→ **Selected text**:
===

The maternal X chromosome affects cognition and brain ageing in female mice.

Female mammalian cells have two X chromosomes, one of maternal origin and one of paternal origin. During development, one X chromosome randomly becomes inactivated(1-4). This renders either the maternal X (X(m)) chromosome or the paternal X (X(p)) chromosome inactive, causing X mosaicism that varies between female individuals, with some showing considerable or complete skew of the X chromosome that remains active(5-7). Parent-of-X origin can modify epigenetics through DNA methylation(8,9) and possibly gene expression; thus, mosaicism could buffer dysregulated processes in ageing and disease. However, whether X skew or its mosaicism alters functions in female individuals is largely unknown. Here we tested whether skew towards an active X(m) chromosome influences the brain and body-and then delineated unique features of X(m) neurons and X(p) neurons. An active X(m) chromosome impaired cognition in female mice throughout the lifespan and led to worsened cognition with age. Cognitive deficits were accompanied by X(m)-mediated acceleration of biological or epigenetic ageing of the hippocampus, a key centre for learning and memory, in female mice. Several genes were imprinted on the X(m) chromosome of hippocampal neurons, suggesting silenced cognitive loci. CRISPR-mediated activation of X(m)-imprinted genes improved cognition in ageing female mice. Thus, the X(m) chromosome impaired cognition, accelerated brain ageing and silenced genes that contribute to cognition in ageing. Understanding how X(m) impairs brain function could lead to an improved understanding of heterogeneity in cognitive health in female individuals and to X-chromosome-derived pathways that protect against cognitive deficits and brain ageing.

===

→ **What is expected**: For each statement, answer yes or no for whether it agrees with the X chromosome abstract, and quote the deciding words: (a) One X chromosome is randomly inactivated during development. (b) An active maternal X chromosome improved cognition in female mice. (c) The genes imprinted on the maternal X chromosome were found in liver cells. The records that come next have no connection to the X chromosome abstract.

===

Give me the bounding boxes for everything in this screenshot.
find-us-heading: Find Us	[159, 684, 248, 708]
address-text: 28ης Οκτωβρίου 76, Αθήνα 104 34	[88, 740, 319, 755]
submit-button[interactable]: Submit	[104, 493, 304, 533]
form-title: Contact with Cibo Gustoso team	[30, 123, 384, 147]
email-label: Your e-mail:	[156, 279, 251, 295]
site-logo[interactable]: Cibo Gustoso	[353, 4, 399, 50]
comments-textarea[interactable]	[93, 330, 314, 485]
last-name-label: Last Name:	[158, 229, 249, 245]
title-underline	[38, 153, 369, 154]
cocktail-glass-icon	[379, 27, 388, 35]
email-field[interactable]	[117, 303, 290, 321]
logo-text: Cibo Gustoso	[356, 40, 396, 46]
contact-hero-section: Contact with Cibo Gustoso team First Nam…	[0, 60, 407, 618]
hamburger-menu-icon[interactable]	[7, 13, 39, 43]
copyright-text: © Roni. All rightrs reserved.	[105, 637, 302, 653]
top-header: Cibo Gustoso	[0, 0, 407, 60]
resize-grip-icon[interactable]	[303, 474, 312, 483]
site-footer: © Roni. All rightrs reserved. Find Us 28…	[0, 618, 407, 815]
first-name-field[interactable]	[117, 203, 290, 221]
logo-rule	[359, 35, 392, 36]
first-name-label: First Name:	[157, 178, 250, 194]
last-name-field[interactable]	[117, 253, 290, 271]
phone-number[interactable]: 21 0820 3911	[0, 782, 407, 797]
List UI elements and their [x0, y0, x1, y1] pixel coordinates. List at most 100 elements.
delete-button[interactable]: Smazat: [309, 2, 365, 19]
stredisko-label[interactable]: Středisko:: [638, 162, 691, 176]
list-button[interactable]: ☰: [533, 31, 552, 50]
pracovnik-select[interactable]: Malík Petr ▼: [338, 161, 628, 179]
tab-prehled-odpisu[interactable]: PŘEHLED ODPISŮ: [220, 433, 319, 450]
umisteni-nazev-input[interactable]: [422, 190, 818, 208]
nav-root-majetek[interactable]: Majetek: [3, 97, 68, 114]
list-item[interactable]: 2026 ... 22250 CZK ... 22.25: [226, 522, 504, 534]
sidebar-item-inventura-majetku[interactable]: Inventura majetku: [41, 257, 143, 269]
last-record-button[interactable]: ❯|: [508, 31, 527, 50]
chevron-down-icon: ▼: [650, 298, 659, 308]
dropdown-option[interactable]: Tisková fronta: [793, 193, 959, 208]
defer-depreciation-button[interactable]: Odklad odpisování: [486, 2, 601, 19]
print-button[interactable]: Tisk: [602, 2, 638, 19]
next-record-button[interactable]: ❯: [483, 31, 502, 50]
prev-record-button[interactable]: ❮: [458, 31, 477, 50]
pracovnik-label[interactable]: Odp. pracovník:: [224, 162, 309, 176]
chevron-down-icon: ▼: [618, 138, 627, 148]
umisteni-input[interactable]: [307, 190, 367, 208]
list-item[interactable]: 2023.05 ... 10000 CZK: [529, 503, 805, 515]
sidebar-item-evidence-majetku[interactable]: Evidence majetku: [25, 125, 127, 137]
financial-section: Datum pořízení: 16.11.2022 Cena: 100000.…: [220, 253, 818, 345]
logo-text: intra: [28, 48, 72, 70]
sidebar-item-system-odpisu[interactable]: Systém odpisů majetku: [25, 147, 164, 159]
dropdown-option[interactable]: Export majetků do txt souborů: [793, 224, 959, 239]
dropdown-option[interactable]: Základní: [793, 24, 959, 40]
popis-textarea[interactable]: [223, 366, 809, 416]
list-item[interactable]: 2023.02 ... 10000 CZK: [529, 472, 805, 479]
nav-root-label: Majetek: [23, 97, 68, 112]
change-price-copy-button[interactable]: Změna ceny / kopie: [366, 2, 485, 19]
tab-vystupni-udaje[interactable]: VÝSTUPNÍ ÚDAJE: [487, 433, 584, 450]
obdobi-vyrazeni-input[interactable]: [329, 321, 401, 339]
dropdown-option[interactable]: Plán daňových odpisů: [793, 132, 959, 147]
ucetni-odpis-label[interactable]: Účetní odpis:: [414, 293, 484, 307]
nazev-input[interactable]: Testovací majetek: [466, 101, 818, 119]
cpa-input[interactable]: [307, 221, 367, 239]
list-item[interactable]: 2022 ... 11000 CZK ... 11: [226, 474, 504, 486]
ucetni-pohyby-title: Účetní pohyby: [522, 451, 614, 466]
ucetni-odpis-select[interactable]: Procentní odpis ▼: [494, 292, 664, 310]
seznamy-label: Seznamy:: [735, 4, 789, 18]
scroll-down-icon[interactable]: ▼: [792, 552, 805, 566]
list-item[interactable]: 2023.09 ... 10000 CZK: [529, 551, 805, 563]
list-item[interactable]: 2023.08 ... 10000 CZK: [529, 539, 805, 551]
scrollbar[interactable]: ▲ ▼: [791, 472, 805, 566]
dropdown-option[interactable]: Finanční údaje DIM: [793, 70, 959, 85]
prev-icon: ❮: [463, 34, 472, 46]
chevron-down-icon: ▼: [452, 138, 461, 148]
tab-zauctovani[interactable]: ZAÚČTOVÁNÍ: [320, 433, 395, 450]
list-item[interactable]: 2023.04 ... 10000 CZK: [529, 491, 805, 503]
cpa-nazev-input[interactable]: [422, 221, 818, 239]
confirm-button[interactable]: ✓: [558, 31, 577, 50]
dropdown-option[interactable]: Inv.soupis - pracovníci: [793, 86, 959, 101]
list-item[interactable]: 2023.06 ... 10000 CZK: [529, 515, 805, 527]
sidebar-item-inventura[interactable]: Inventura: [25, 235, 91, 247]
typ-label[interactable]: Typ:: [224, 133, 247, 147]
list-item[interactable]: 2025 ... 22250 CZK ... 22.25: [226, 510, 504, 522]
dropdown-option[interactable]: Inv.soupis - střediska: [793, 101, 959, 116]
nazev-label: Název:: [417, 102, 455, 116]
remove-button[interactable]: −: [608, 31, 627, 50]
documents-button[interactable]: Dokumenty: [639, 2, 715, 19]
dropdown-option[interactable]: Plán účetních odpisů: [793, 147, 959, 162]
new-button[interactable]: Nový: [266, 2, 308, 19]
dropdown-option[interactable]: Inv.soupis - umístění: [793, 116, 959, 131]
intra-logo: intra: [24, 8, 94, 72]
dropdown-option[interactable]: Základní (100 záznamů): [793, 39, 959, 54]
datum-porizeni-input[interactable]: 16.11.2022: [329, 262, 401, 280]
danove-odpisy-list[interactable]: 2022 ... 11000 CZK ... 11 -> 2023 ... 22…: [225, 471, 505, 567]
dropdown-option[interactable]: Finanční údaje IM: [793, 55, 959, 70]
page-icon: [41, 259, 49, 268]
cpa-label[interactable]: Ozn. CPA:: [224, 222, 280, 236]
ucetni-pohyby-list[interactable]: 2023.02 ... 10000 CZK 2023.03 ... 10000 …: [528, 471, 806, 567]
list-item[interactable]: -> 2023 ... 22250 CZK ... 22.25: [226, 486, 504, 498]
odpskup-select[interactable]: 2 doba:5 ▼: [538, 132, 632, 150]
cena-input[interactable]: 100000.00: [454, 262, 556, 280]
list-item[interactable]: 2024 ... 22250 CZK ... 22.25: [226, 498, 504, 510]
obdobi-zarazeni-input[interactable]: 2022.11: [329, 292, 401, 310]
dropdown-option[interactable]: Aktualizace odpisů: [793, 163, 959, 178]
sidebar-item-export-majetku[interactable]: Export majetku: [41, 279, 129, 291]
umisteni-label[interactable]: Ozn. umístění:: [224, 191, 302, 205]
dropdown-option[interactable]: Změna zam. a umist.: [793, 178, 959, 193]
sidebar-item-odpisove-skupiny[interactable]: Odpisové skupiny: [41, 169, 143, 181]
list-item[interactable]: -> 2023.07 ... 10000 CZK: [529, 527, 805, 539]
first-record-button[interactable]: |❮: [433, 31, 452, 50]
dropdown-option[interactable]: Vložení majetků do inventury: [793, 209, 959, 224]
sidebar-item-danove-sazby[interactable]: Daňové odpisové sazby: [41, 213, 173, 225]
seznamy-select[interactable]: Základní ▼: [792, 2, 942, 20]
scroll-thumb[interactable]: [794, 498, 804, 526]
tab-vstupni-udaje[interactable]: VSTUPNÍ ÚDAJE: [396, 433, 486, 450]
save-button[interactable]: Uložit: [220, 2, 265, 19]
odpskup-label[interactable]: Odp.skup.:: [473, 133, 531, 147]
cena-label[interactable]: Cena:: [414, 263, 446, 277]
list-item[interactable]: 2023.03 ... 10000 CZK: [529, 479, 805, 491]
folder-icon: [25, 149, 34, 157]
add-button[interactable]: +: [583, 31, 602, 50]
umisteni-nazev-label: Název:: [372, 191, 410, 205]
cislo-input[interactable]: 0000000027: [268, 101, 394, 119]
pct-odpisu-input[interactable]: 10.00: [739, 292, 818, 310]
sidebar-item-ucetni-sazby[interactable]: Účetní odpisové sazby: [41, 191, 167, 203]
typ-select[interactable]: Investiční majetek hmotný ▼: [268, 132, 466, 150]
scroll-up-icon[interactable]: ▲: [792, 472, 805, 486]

===

→ **The completed task**:
(a) Yes: "During development, one X chromosome randomly becomes inactivated"
(b) No: "An active X(m) chromosome impaired cognition in female mice throughout the lifespan"
(c) No: "Several genes were imprinted on the X(m) chromosome of hippocampal neurons"